━━ Data supplied ━━

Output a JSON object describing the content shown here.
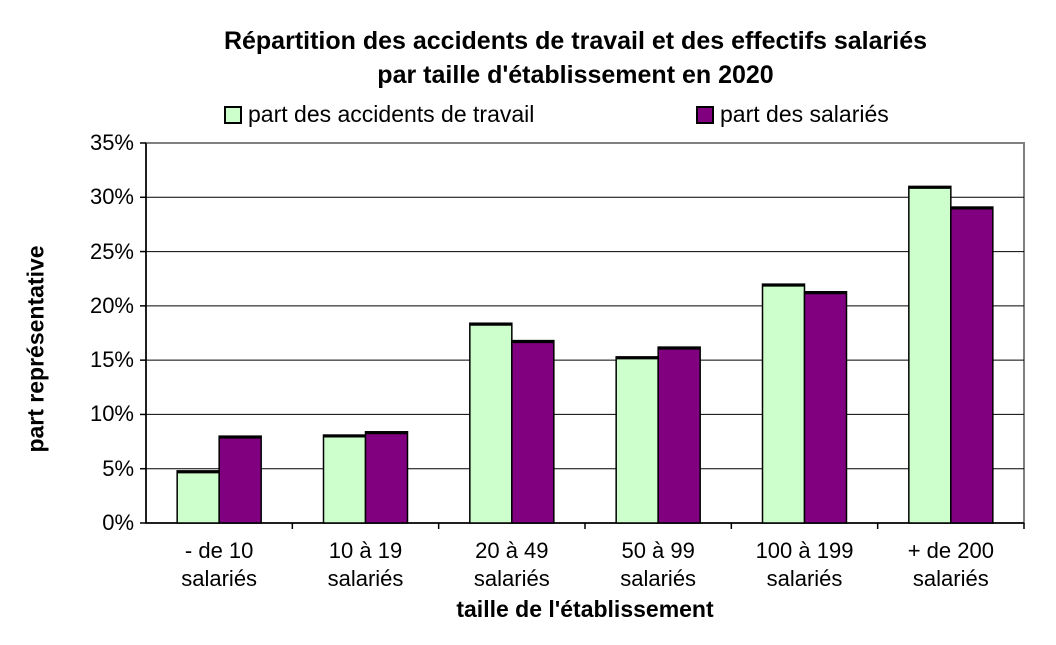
{
  "chart_data": {
    "type": "bar",
    "title_line1": "Répartition des accidents de travail et des effectifs salariés",
    "title_line2": "par taille d'établissement en 2020",
    "xlabel": "taille de l'établissement",
    "ylabel": "part représentative",
    "categories": [
      {
        "line1": "- de 10",
        "line2": "salariés"
      },
      {
        "line1": "10 à 19",
        "line2": "salariés"
      },
      {
        "line1": "20 à 49",
        "line2": "salariés"
      },
      {
        "line1": "50 à 99",
        "line2": "salariés"
      },
      {
        "line1": "100 à 199",
        "line2": "salariés"
      },
      {
        "line1": "+ de 200",
        "line2": "salariés"
      }
    ],
    "series": [
      {
        "name": "part des accidents de travail",
        "color": "#ccffcc",
        "values": [
          4.8,
          8.1,
          18.4,
          15.3,
          22.0,
          31.0
        ]
      },
      {
        "name": "part des salariés",
        "color": "#800080",
        "values": [
          8.0,
          8.4,
          16.8,
          16.2,
          21.3,
          29.1
        ]
      }
    ],
    "yticks": [
      "0%",
      "5%",
      "10%",
      "15%",
      "20%",
      "25%",
      "30%",
      "35%"
    ],
    "ylim": [
      0,
      35
    ],
    "grid": true,
    "legend_position": "top"
  }
}
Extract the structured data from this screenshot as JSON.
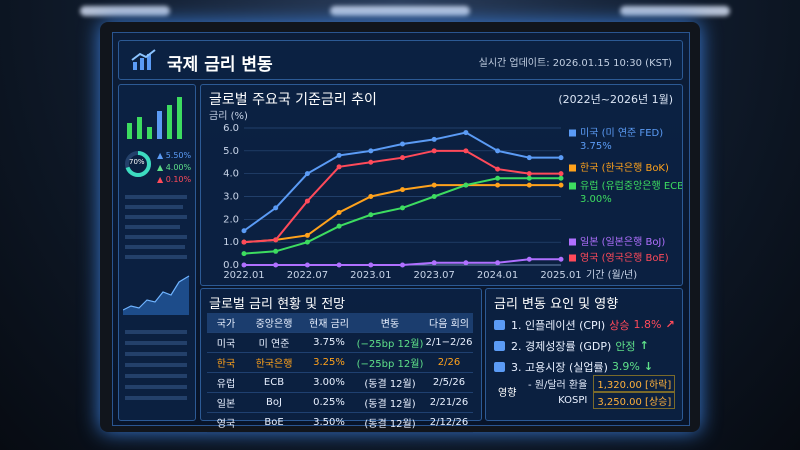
{
  "header": {
    "title": "국제 금리 변동",
    "updated": "실시간 업데이트: 2026.01.15 10:30 (KST)"
  },
  "sidebar": {
    "donut": "70%",
    "stats": [
      "5.50%",
      "4.00%",
      "0.10%"
    ]
  },
  "chart_data": {
    "type": "line",
    "title": "글로벌 주요국 기준금리 추이",
    "subtitle": "(2022년~2026년 1월)",
    "y_label": "금리 (%)",
    "x_label": "기간 (월/년)",
    "categories": [
      "2022.01",
      null,
      "2022.07",
      null,
      "2023.01",
      null,
      "2023.07",
      null,
      "2024.01",
      null,
      "2025.01"
    ],
    "series": [
      {
        "name": "미국 (미 연준 FED)",
        "note": "3.75%",
        "color": "#5b9bf5",
        "values": [
          1.5,
          2.5,
          4.0,
          4.8,
          5.0,
          5.3,
          5.5,
          5.8,
          5.0,
          4.7,
          4.7
        ]
      },
      {
        "name": "한국 (한국은행 BoK)",
        "color": "#ffa21c",
        "values": [
          1.0,
          1.1,
          1.3,
          2.3,
          3.0,
          3.3,
          3.5,
          3.5,
          3.5,
          3.5,
          3.5
        ]
      },
      {
        "name": "유럽 (유럽중앙은행 ECB)",
        "note": "3.00%",
        "color": "#3ddc60",
        "values": [
          0.5,
          0.6,
          1.0,
          1.7,
          2.2,
          2.5,
          3.0,
          3.5,
          3.8,
          3.8,
          3.8
        ]
      },
      {
        "name": "일본 (일본은행 BoJ)",
        "color": "#b070ff",
        "values": [
          0,
          0,
          0,
          0,
          0,
          0,
          0.1,
          0.1,
          0.1,
          0.25,
          0.25
        ]
      },
      {
        "name": "영국 (영국은행 BoE)",
        "color": "#ff4a5a",
        "values": [
          1.0,
          1.1,
          2.8,
          4.3,
          4.5,
          4.7,
          5.0,
          5.0,
          4.2,
          4.0,
          4.0
        ]
      }
    ],
    "ylim": [
      0,
      6
    ],
    "yticks": [
      {
        "value": 0,
        "label": "0.0"
      },
      {
        "value": 1,
        "label": "1.0"
      },
      {
        "value": 2,
        "label": "2.0"
      },
      {
        "value": 3,
        "label": "3.0"
      },
      {
        "value": 4,
        "label": "4.0"
      },
      {
        "value": 5,
        "label": "5.0"
      },
      {
        "value": 6,
        "label": "6.0"
      }
    ],
    "grid": true
  },
  "table": {
    "title": "글로벌 금리 현황 및 전망",
    "columns": [
      "국가",
      "중앙은행",
      "현재 금리",
      "변동",
      "다음 회의"
    ],
    "rows": [
      [
        "미국",
        "미 연준",
        "3.75%",
        "(−25bp 12월)",
        "2/1−2/26"
      ],
      [
        "한국",
        "한국은행",
        "3.25%",
        "(−25bp 12월)",
        "2/26"
      ],
      [
        "유럽",
        "ECB",
        "3.00%",
        "(동결 12월)",
        "2/5/26"
      ],
      [
        "일본",
        "BoJ",
        "0.25%",
        "(동결 12월)",
        "2/21/26"
      ],
      [
        "영국",
        "BoE",
        "3.50%",
        "(동결 12월)",
        "2/12/26"
      ]
    ]
  },
  "factors": {
    "title": "금리 변동 요인 및 영향",
    "items": [
      {
        "label": "1. 인플레이션 (CPI)",
        "status": "상승",
        "value": "1.8%"
      },
      {
        "label": "2. 경제성장률 (GDP)",
        "status": "안정"
      },
      {
        "label": "3. 고용시장 (실업률)",
        "value": "3.9%"
      }
    ],
    "impact": {
      "label": "영향",
      "items": [
        {
          "name": "- 원/달러 환율",
          "value": "1,320.00 [하락]"
        },
        {
          "name": "KOSPI",
          "value": "3,250.00 [상승]"
        }
      ]
    }
  }
}
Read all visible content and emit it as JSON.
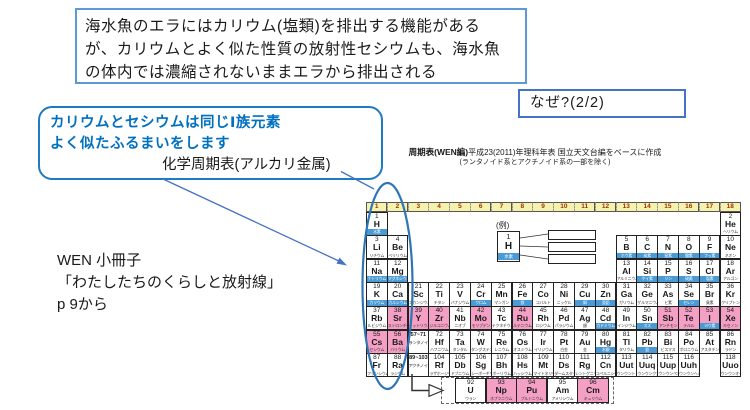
{
  "slide": {
    "statement_box": {
      "lines": [
        "海水魚のエラにはカリウム(塩類)を排出する機能がある",
        "が、カリウムとよく似た性質の放射性セシウムも、海水魚",
        "の体内では濃縮されないままエラから排出される"
      ]
    },
    "question_box": {
      "text": "なぜ?(2/2)"
    },
    "callout_box": {
      "line1": "カリウムとセシウムは同じⅠ族元素",
      "line2": "よく似たふるまいをします",
      "caption": "化学周期表(アルカリ金属)"
    },
    "source_note": {
      "lines": [
        "WEN 小冊子",
        "「わたしたちのくらしと放射線」",
        "p 9から"
      ]
    }
  },
  "periodic_table": {
    "title_bold": "周期表(WEN編)",
    "title_rest": "平成23(2011)年理科年表 国立天文台編をベースに作成",
    "title_note": "(ランタノイド系とアクチノイド系の一部を除く)",
    "example_label": "(例)",
    "example_cell": {
      "n": "1",
      "s": "H",
      "j": "水素"
    },
    "group_numbers": [
      "1",
      "2",
      "3",
      "4",
      "5",
      "6",
      "7",
      "8",
      "9",
      "10",
      "11",
      "12",
      "13",
      "14",
      "15",
      "16",
      "17",
      "18"
    ],
    "elements": [
      {
        "n": 1,
        "s": "H",
        "j": "水素",
        "r": 1,
        "c": 1,
        "b": 1
      },
      {
        "n": 2,
        "s": "He",
        "j": "ヘリウム",
        "r": 1,
        "c": 18
      },
      {
        "n": 3,
        "s": "Li",
        "j": "リチウム",
        "r": 2,
        "c": 1
      },
      {
        "n": 4,
        "s": "Be",
        "j": "ベリリウム",
        "r": 2,
        "c": 2
      },
      {
        "n": 5,
        "s": "B",
        "j": "ホウ素",
        "r": 2,
        "c": 13,
        "b": 1
      },
      {
        "n": 6,
        "s": "C",
        "j": "炭素",
        "r": 2,
        "c": 14,
        "b": 1
      },
      {
        "n": 7,
        "s": "N",
        "j": "窒素",
        "r": 2,
        "c": 15,
        "b": 1
      },
      {
        "n": 8,
        "s": "O",
        "j": "酸素",
        "r": 2,
        "c": 16,
        "b": 1
      },
      {
        "n": 9,
        "s": "F",
        "j": "フッ素",
        "r": 2,
        "c": 17,
        "b": 1
      },
      {
        "n": 10,
        "s": "Ne",
        "j": "ネオン",
        "r": 2,
        "c": 18
      },
      {
        "n": 11,
        "s": "Na",
        "j": "ナトリウム",
        "r": 3,
        "c": 1,
        "b": 1
      },
      {
        "n": 12,
        "s": "Mg",
        "j": "マグネシウム",
        "r": 3,
        "c": 2,
        "b": 1
      },
      {
        "n": 13,
        "s": "Al",
        "j": "アルミニウム",
        "r": 3,
        "c": 13
      },
      {
        "n": 14,
        "s": "Si",
        "j": "ケイ素",
        "r": 3,
        "c": 14,
        "b": 1
      },
      {
        "n": 15,
        "s": "P",
        "j": "リン",
        "r": 3,
        "c": 15,
        "b": 1
      },
      {
        "n": 16,
        "s": "S",
        "j": "硫黄",
        "r": 3,
        "c": 16,
        "b": 1
      },
      {
        "n": 17,
        "s": "Cl",
        "j": "塩素",
        "r": 3,
        "c": 17,
        "b": 1
      },
      {
        "n": 18,
        "s": "Ar",
        "j": "アルゴン",
        "r": 3,
        "c": 18
      },
      {
        "n": 19,
        "s": "K",
        "j": "カリウム",
        "r": 4,
        "c": 1,
        "b": 1
      },
      {
        "n": 20,
        "s": "Ca",
        "j": "カルシウム",
        "r": 4,
        "c": 2,
        "b": 1
      },
      {
        "n": 21,
        "s": "Sc",
        "j": "スカンジウム",
        "r": 4,
        "c": 3
      },
      {
        "n": 22,
        "s": "Ti",
        "j": "チタン",
        "r": 4,
        "c": 4
      },
      {
        "n": 23,
        "s": "V",
        "j": "バナジウム",
        "r": 4,
        "c": 5
      },
      {
        "n": 24,
        "s": "Cr",
        "j": "クロム",
        "r": 4,
        "c": 6,
        "b": 1
      },
      {
        "n": 25,
        "s": "Mn",
        "j": "マンガン",
        "r": 4,
        "c": 7
      },
      {
        "n": 26,
        "s": "Fe",
        "j": "鉄",
        "r": 4,
        "c": 8,
        "b": 1
      },
      {
        "n": 27,
        "s": "Co",
        "j": "コバルト",
        "r": 4,
        "c": 9
      },
      {
        "n": 28,
        "s": "Ni",
        "j": "ニッケル",
        "r": 4,
        "c": 10
      },
      {
        "n": 29,
        "s": "Cu",
        "j": "銅",
        "r": 4,
        "c": 11,
        "b": 1
      },
      {
        "n": 30,
        "s": "Zn",
        "j": "亜鉛",
        "r": 4,
        "c": 12,
        "b": 1
      },
      {
        "n": 31,
        "s": "Ga",
        "j": "ガリウム",
        "r": 4,
        "c": 13
      },
      {
        "n": 32,
        "s": "Ge",
        "j": "ゲルマニウム",
        "r": 4,
        "c": 14
      },
      {
        "n": 33,
        "s": "As",
        "j": "ヒ素",
        "r": 4,
        "c": 15
      },
      {
        "n": 34,
        "s": "Se",
        "j": "セレン",
        "r": 4,
        "c": 16,
        "b": 1
      },
      {
        "n": 35,
        "s": "Br",
        "j": "臭素",
        "r": 4,
        "c": 17
      },
      {
        "n": 36,
        "s": "Kr",
        "j": "クリプトン",
        "r": 4,
        "c": 18
      },
      {
        "n": 37,
        "s": "Rb",
        "j": "ルビジウム",
        "r": 5,
        "c": 1
      },
      {
        "n": 38,
        "s": "Sr",
        "j": "ストロンチウム",
        "r": 5,
        "c": 2,
        "f": 1
      },
      {
        "n": 39,
        "s": "Y",
        "j": "イットリウム",
        "r": 5,
        "c": 3,
        "f": 1
      },
      {
        "n": 40,
        "s": "Zr",
        "j": "ジルコニウム",
        "r": 5,
        "c": 4,
        "f": 1
      },
      {
        "n": 41,
        "s": "Nb",
        "j": "ニオブ",
        "r": 5,
        "c": 5
      },
      {
        "n": 42,
        "s": "Mo",
        "j": "モリブデン",
        "r": 5,
        "c": 6,
        "f": 1
      },
      {
        "n": 43,
        "s": "Tc",
        "j": "テクネチウム",
        "r": 5,
        "c": 7
      },
      {
        "n": 44,
        "s": "Ru",
        "j": "ルテニウム",
        "r": 5,
        "c": 8,
        "f": 1
      },
      {
        "n": 45,
        "s": "Rh",
        "j": "ロジウム",
        "r": 5,
        "c": 9
      },
      {
        "n": 46,
        "s": "Pd",
        "j": "パラジウム",
        "r": 5,
        "c": 10
      },
      {
        "n": 47,
        "s": "Ag",
        "j": "銀",
        "r": 5,
        "c": 11
      },
      {
        "n": 48,
        "s": "Cd",
        "j": "カドミウム",
        "r": 5,
        "c": 12,
        "b": 1
      },
      {
        "n": 49,
        "s": "In",
        "j": "インジウム",
        "r": 5,
        "c": 13
      },
      {
        "n": 50,
        "s": "Sn",
        "j": "スズ",
        "r": 5,
        "c": 14,
        "b": 1
      },
      {
        "n": 51,
        "s": "Sb",
        "j": "アンチモン",
        "r": 5,
        "c": 15,
        "f": 1
      },
      {
        "n": 52,
        "s": "Te",
        "j": "テルル",
        "r": 5,
        "c": 16,
        "f": 1
      },
      {
        "n": 53,
        "s": "I",
        "j": "ヨウ素",
        "r": 5,
        "c": 17,
        "f": 1,
        "b": 1
      },
      {
        "n": 54,
        "s": "Xe",
        "j": "キセノン",
        "r": 5,
        "c": 18,
        "f": 1
      },
      {
        "n": 55,
        "s": "Cs",
        "j": "セシウム",
        "r": 6,
        "c": 1,
        "f": 1
      },
      {
        "n": 56,
        "s": "Ba",
        "j": "バリウム",
        "r": 6,
        "c": 2,
        "f": 1
      },
      {
        "range": "57~71",
        "j": "ランタノイド",
        "r": 6,
        "c": 3
      },
      {
        "n": 72,
        "s": "Hf",
        "j": "ハフニウム",
        "r": 6,
        "c": 4
      },
      {
        "n": 73,
        "s": "Ta",
        "j": "タンタル",
        "r": 6,
        "c": 5
      },
      {
        "n": 74,
        "s": "W",
        "j": "タングステン",
        "r": 6,
        "c": 6
      },
      {
        "n": 75,
        "s": "Re",
        "j": "レニウム",
        "r": 6,
        "c": 7
      },
      {
        "n": 76,
        "s": "Os",
        "j": "オスミウム",
        "r": 6,
        "c": 8
      },
      {
        "n": 77,
        "s": "Ir",
        "j": "イリジウム",
        "r": 6,
        "c": 9
      },
      {
        "n": 78,
        "s": "Pt",
        "j": "白金",
        "r": 6,
        "c": 10
      },
      {
        "n": 79,
        "s": "Au",
        "j": "金",
        "r": 6,
        "c": 11
      },
      {
        "n": 80,
        "s": "Hg",
        "j": "水銀",
        "r": 6,
        "c": 12,
        "b": 1
      },
      {
        "n": 81,
        "s": "Tl",
        "j": "タリウム",
        "r": 6,
        "c": 13
      },
      {
        "n": 82,
        "s": "Pb",
        "j": "鉛",
        "r": 6,
        "c": 14,
        "b": 1
      },
      {
        "n": 83,
        "s": "Bi",
        "j": "ビスマス",
        "r": 6,
        "c": 15
      },
      {
        "n": 84,
        "s": "Po",
        "j": "ポロニウム",
        "r": 6,
        "c": 16
      },
      {
        "n": 85,
        "s": "At",
        "j": "アスタチン",
        "r": 6,
        "c": 17
      },
      {
        "n": 86,
        "s": "Rn",
        "j": "ラドン",
        "r": 6,
        "c": 18
      },
      {
        "n": 87,
        "s": "Fr",
        "j": "フランシウム",
        "r": 7,
        "c": 1
      },
      {
        "n": 88,
        "s": "Ra",
        "j": "ラジウム",
        "r": 7,
        "c": 2
      },
      {
        "range": "89~103",
        "j": "アクチノイド",
        "r": 7,
        "c": 3
      },
      {
        "n": 104,
        "s": "Rf",
        "j": "ラザホージウム",
        "r": 7,
        "c": 4
      },
      {
        "n": 105,
        "s": "Db",
        "j": "ドブニウム",
        "r": 7,
        "c": 5
      },
      {
        "n": 106,
        "s": "Sg",
        "j": "シーボーギウム",
        "r": 7,
        "c": 6
      },
      {
        "n": 107,
        "s": "Bh",
        "j": "ボーリウム",
        "r": 7,
        "c": 7
      },
      {
        "n": 108,
        "s": "Hs",
        "j": "ハッシウム",
        "r": 7,
        "c": 8
      },
      {
        "n": 109,
        "s": "Mt",
        "j": "マイトネリウム",
        "r": 7,
        "c": 9
      },
      {
        "n": 110,
        "s": "Ds",
        "j": "ダームスタチウム",
        "r": 7,
        "c": 10
      },
      {
        "n": 111,
        "s": "Rg",
        "j": "レントゲニウム",
        "r": 7,
        "c": 11
      },
      {
        "n": 112,
        "s": "Cn",
        "j": "コペルニシウム",
        "r": 7,
        "c": 12
      },
      {
        "n": 113,
        "s": "Uut",
        "j": "ウンウントリウム",
        "r": 7,
        "c": 13
      },
      {
        "n": 114,
        "s": "Uuq",
        "j": "ウンウンクアジウム",
        "r": 7,
        "c": 14
      },
      {
        "n": 115,
        "s": "Uup",
        "j": "ウンウンペンチウム",
        "r": 7,
        "c": 15
      },
      {
        "n": 116,
        "s": "Uuh",
        "j": "ウンウンヘキシウム",
        "r": 7,
        "c": 16
      },
      {
        "n": 118,
        "s": "Uuo",
        "j": "ウンウンオクチウム",
        "r": 7,
        "c": 18
      }
    ],
    "inset_elements": [
      {
        "n": 92,
        "s": "U",
        "j": "ウラン"
      },
      {
        "n": 93,
        "s": "Np",
        "j": "ネプツニウム",
        "f": 1
      },
      {
        "n": 94,
        "s": "Pu",
        "j": "プルトニウム",
        "f": 1
      },
      {
        "n": 95,
        "s": "Am",
        "j": "アメリシウム"
      },
      {
        "n": 96,
        "s": "Cm",
        "j": "キュリウム",
        "f": 1
      }
    ]
  },
  "colors": {
    "box_border_light_blue": "#5B9BD5",
    "box_border_blue": "#4472C4",
    "callout_border_blue": "#1F7AC4",
    "callout_text_blue": "#0070C0",
    "pink_highlight": "#F49FC4",
    "strip_blue": "#4A9AD5",
    "header_yellow": "#F6F2AC",
    "header_number_red": "#993300",
    "ellipse_blue": "#2E75B6"
  }
}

━━━

#### [Do this]
Identify and copy lines that hold the string "travail".

#### [Written solution]
    "title_line1": "Répartition des accidents de travail et des effectifs salariés",
        "name": "part des accidents de travail",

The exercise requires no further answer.